Work to do
Go through the listing and copy each line with the string "ylabel".

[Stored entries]
_ _ _

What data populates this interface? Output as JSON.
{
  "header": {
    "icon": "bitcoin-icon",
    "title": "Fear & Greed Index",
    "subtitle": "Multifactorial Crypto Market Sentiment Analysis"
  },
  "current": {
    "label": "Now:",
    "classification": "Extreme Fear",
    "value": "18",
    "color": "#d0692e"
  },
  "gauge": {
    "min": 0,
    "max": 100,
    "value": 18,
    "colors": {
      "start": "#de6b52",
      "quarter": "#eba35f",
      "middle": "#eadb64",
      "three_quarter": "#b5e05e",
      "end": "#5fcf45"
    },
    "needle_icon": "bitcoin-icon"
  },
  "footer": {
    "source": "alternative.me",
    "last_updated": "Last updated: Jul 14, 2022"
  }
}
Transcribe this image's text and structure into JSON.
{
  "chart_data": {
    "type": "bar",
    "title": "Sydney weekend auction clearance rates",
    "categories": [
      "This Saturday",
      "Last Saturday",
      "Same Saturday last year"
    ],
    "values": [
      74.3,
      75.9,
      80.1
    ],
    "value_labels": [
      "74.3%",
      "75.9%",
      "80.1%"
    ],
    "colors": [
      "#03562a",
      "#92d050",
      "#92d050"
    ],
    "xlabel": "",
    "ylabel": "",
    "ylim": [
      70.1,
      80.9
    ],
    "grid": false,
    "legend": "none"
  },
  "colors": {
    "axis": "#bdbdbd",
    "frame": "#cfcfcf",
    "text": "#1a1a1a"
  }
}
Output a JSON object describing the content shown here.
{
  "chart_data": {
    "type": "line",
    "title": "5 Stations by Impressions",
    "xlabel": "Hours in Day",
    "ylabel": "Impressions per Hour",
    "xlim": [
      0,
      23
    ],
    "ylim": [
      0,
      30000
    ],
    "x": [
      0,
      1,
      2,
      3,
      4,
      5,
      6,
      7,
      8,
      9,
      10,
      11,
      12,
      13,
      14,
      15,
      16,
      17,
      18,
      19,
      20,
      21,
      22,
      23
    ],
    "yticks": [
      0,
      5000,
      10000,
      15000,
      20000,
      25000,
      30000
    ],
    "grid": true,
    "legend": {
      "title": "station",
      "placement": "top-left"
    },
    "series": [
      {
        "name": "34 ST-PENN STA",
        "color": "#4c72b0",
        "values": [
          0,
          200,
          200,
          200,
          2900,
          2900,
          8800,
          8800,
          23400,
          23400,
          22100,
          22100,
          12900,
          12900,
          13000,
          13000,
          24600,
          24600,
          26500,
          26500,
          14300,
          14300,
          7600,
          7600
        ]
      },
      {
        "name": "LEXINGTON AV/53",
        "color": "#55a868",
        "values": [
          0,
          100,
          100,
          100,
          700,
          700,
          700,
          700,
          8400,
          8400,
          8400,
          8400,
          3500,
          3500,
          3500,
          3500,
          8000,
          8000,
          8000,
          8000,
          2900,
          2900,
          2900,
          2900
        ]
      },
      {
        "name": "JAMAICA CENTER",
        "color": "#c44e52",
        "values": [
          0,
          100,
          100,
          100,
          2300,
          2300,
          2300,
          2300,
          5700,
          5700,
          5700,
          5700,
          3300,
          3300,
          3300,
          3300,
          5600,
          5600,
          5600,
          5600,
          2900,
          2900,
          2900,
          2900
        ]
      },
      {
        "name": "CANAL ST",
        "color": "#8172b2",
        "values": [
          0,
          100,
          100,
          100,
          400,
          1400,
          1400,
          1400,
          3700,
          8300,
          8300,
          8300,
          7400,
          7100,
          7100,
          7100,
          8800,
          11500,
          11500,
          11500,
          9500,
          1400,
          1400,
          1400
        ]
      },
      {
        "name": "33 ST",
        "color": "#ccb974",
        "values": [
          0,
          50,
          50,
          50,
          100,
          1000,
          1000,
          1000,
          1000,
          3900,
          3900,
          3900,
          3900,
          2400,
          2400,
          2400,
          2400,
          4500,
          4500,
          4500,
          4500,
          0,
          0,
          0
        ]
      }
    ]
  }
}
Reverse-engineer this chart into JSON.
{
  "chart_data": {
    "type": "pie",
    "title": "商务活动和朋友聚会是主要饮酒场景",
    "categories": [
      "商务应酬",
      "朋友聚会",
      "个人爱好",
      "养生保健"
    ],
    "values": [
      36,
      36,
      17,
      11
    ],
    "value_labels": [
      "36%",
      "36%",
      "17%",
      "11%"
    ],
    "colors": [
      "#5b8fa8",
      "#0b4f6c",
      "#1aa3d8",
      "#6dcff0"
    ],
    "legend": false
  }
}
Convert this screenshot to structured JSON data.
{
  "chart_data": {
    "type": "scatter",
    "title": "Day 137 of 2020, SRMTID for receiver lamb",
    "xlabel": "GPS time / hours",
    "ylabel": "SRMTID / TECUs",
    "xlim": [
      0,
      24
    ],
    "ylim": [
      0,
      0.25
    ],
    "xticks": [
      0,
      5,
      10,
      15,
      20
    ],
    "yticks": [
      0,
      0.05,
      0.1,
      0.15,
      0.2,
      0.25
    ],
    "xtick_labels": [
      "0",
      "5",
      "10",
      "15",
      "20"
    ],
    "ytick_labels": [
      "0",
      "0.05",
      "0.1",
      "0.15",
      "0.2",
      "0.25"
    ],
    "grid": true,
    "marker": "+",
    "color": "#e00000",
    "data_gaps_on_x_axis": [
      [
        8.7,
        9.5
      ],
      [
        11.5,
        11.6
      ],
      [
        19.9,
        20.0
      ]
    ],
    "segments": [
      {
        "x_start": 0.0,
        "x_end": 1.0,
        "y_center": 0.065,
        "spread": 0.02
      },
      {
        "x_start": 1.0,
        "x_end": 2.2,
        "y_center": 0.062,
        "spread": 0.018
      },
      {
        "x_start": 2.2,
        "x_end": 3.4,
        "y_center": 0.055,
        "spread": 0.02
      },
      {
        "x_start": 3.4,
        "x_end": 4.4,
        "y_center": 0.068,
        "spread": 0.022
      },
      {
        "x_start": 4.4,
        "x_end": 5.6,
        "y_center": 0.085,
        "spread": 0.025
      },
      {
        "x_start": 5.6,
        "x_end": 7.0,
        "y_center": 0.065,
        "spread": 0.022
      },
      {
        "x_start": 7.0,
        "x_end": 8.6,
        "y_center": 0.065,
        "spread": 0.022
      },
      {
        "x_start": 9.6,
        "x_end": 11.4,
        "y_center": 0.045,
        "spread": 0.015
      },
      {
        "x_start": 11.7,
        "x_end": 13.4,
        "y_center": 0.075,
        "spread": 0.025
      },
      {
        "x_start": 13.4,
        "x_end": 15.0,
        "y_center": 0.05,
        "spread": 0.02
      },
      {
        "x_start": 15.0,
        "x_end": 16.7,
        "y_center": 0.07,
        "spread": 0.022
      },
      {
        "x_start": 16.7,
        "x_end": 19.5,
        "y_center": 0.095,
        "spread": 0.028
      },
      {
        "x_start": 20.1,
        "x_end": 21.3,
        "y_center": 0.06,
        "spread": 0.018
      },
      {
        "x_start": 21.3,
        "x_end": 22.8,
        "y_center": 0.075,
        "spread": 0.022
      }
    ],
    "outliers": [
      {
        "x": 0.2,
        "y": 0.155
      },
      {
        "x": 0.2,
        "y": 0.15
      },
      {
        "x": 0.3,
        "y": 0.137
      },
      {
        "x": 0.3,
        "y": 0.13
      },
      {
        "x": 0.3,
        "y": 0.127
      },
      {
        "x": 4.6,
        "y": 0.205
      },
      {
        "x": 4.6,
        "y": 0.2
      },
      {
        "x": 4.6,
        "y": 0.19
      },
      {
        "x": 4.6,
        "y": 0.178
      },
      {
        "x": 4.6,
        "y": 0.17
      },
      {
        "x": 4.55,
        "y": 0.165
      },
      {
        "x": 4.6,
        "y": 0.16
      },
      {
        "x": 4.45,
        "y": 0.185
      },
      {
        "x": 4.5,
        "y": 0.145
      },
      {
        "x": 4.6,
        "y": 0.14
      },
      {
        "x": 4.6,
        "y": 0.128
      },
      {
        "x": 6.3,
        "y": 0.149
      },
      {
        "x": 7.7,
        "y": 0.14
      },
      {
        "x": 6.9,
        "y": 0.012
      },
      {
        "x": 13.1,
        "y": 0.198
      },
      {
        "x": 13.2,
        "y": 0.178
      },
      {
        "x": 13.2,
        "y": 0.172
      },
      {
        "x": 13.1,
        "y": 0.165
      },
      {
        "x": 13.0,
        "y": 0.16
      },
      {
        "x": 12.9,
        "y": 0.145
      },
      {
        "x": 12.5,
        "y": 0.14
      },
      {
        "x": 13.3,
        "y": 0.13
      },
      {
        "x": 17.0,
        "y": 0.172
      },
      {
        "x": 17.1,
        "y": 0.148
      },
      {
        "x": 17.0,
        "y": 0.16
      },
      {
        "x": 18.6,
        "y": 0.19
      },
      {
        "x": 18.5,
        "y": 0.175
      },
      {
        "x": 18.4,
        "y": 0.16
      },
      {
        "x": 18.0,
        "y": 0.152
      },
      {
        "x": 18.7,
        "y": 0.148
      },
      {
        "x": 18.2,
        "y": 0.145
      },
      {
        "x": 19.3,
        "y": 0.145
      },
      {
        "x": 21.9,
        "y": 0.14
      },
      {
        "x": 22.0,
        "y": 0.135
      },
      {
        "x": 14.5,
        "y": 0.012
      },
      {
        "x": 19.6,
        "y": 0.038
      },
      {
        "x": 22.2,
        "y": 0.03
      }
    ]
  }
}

_ _ _

Response to this task
    "ylabel": "",
    "ylabel": "Impressions per Hour",
    "ylabel": "SRMTID / TECUs",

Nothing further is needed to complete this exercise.